(Entries with figure data)
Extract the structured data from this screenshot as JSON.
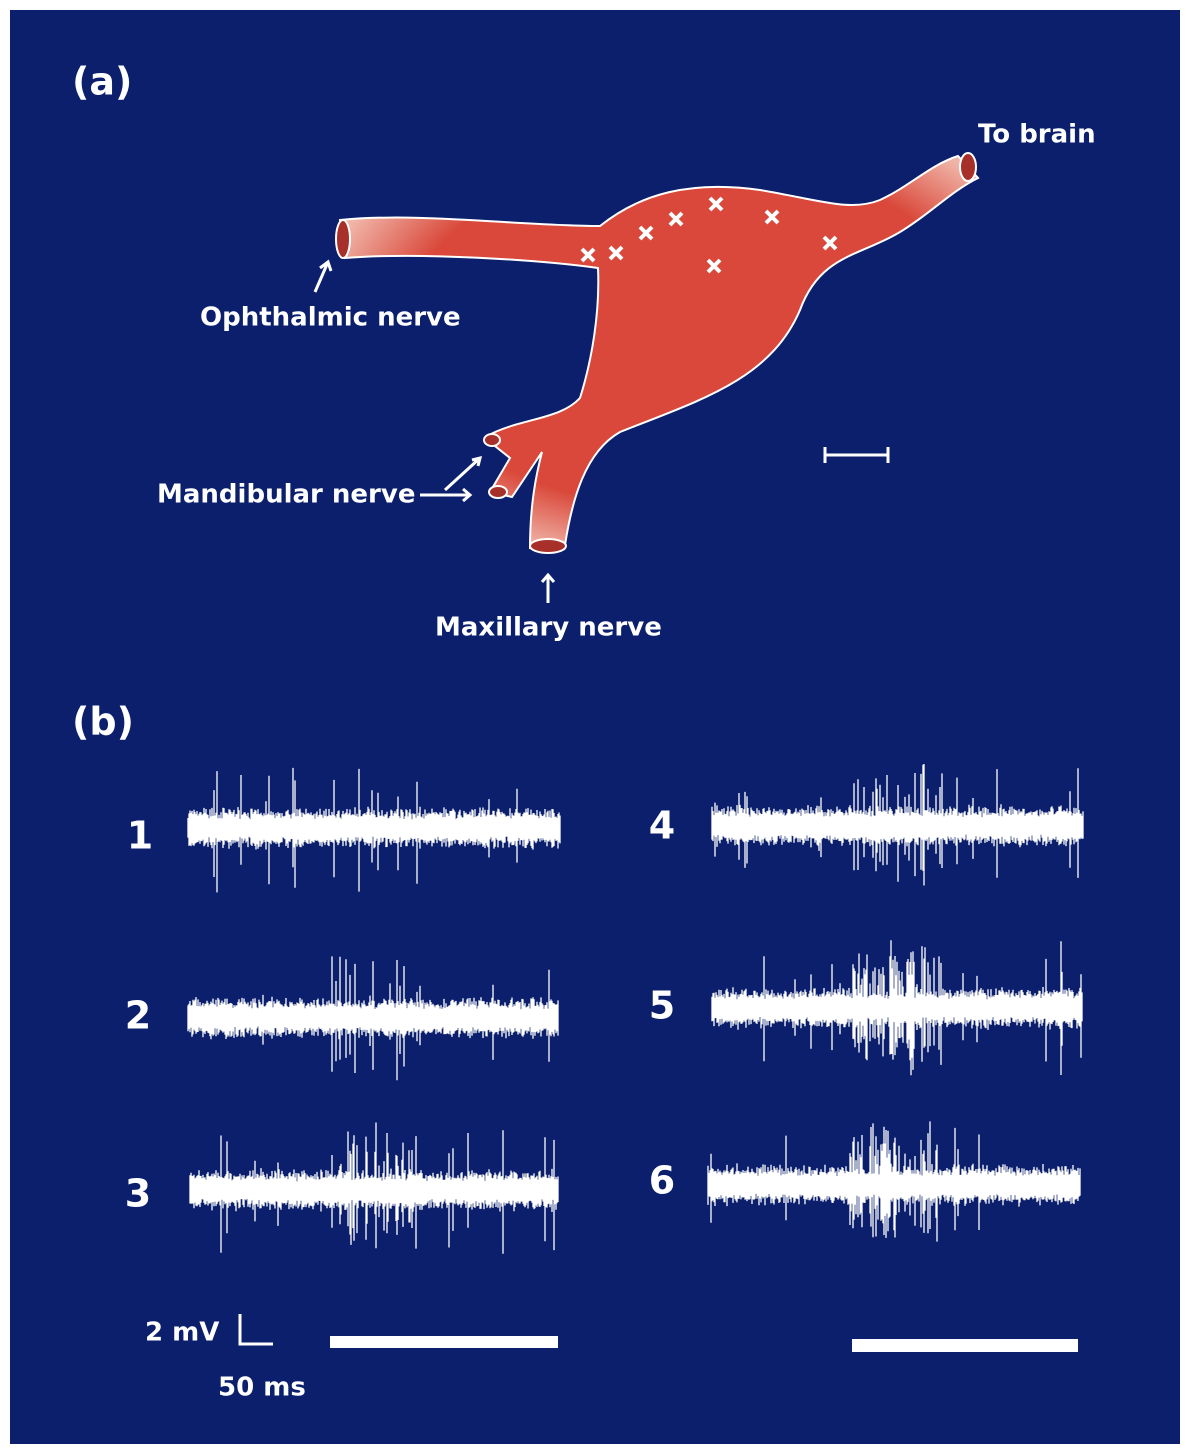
{
  "panel_a": {
    "label": "(a)",
    "to_brain": "To brain",
    "ophthalmic": "Ophthalmic nerve",
    "mandibular": "Mandibular nerve",
    "maxillary": "Maxillary nerve"
  },
  "panel_b": {
    "label": "(b)",
    "traces": [
      "1",
      "2",
      "3",
      "4",
      "5",
      "6"
    ],
    "scale_voltage": "2 mV",
    "scale_time": "50 ms"
  }
}
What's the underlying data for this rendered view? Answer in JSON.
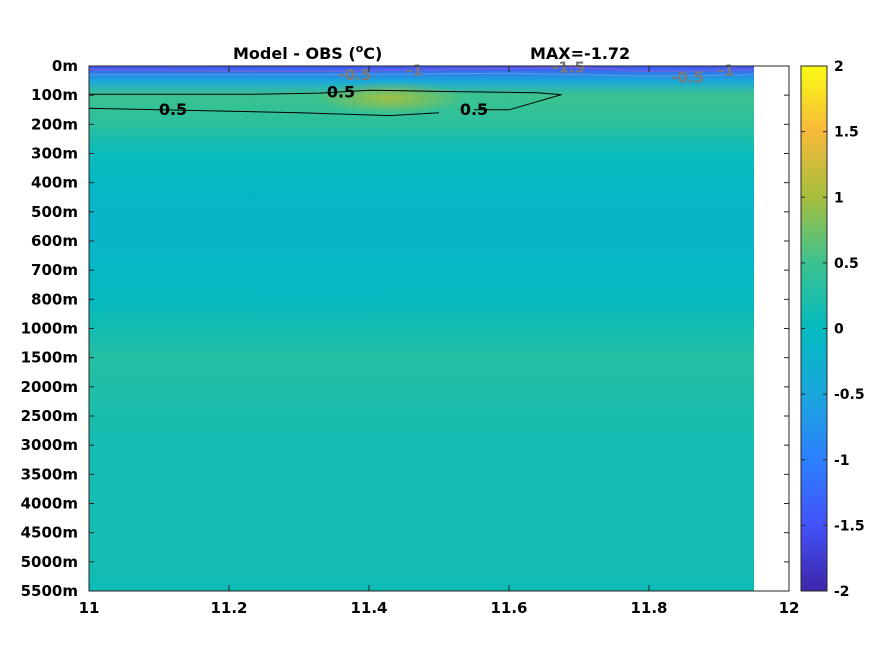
{
  "chart_data": {
    "type": "heatmap",
    "title": "Model - OBS (",
    "title_sup": "o",
    "title_end": "C)",
    "max_label": "MAX=-1.72",
    "xlim": [
      11,
      12
    ],
    "x_ticks": [
      "11",
      "11.2",
      "11.4",
      "11.6",
      "11.8",
      "12"
    ],
    "x_tick_values": [
      11,
      11.2,
      11.4,
      11.6,
      11.8,
      12
    ],
    "data_x_end": 11.95,
    "y_ticks": [
      "0m",
      "100m",
      "200m",
      "300m",
      "400m",
      "500m",
      "600m",
      "700m",
      "800m",
      "1000m",
      "1500m",
      "2000m",
      "2500m",
      "3000m",
      "3500m",
      "4000m",
      "4500m",
      "5000m",
      "5500m"
    ],
    "colorbar": {
      "range": [
        -2,
        2
      ],
      "ticks": [
        "2",
        "1.5",
        "1",
        "0.5",
        "0",
        "-0.5",
        "-1",
        "-1.5",
        "-2"
      ],
      "tick_values": [
        2,
        1.5,
        1,
        0.5,
        0,
        -0.5,
        -1,
        -1.5,
        -2
      ],
      "colormap": "parula"
    },
    "layers": [
      {
        "depth": "0m",
        "value": -1.5
      },
      {
        "depth": "50m",
        "value": -0.5
      },
      {
        "depth": "100m",
        "value": 0.5
      },
      {
        "depth": "200m",
        "value": 0.35
      },
      {
        "depth": "300m",
        "value": 0.05
      },
      {
        "depth": "400m",
        "value": -0.05
      },
      {
        "depth": "500m",
        "value": -0.15
      },
      {
        "depth": "600m",
        "value": -0.15
      },
      {
        "depth": "700m",
        "value": -0.05
      },
      {
        "depth": "800m",
        "value": 0.0
      },
      {
        "depth": "1000m",
        "value": 0.15
      },
      {
        "depth": "1500m",
        "value": 0.3
      },
      {
        "depth": "2000m",
        "value": 0.25
      },
      {
        "depth": "2500m",
        "value": 0.2
      },
      {
        "depth": "3000m",
        "value": 0.15
      },
      {
        "depth": "3500m",
        "value": 0.15
      },
      {
        "depth": "4000m",
        "value": 0.15
      },
      {
        "depth": "4500m",
        "value": 0.15
      },
      {
        "depth": "5000m",
        "value": 0.15
      },
      {
        "depth": "5500m",
        "value": 0.1
      }
    ],
    "contours": [
      {
        "level": "0.5",
        "style": "black"
      },
      {
        "level": "-0.5",
        "style": "grey"
      },
      {
        "level": "-1",
        "style": "grey"
      },
      {
        "level": "-1.5",
        "style": "grey"
      }
    ],
    "contour_labels": [
      {
        "text": "0.5",
        "x": 11.12,
        "depth_index": 1.5
      },
      {
        "text": "0.5",
        "x": 11.36,
        "depth_index": 0.9
      },
      {
        "text": "0.5",
        "x": 11.55,
        "depth_index": 1.5
      },
      {
        "text": "-0.5",
        "x": 11.38,
        "depth_index": 0.3
      },
      {
        "text": "-1",
        "x": 11.465,
        "depth_index": 0.15
      },
      {
        "text": "-1.5",
        "x": 11.685,
        "depth_index": 0.05
      },
      {
        "text": "-0.5",
        "x": 11.855,
        "depth_index": 0.4
      },
      {
        "text": "-1",
        "x": 11.91,
        "depth_index": 0.15
      }
    ]
  }
}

## TASK DETAILS:
Each line in the data that holds the string "JSON" should be found and copied.

## EXERCISE RESULT:
Extract the structured data from this screenshot as JSON.
What's the underlying data for this rendered view? Answer in JSON.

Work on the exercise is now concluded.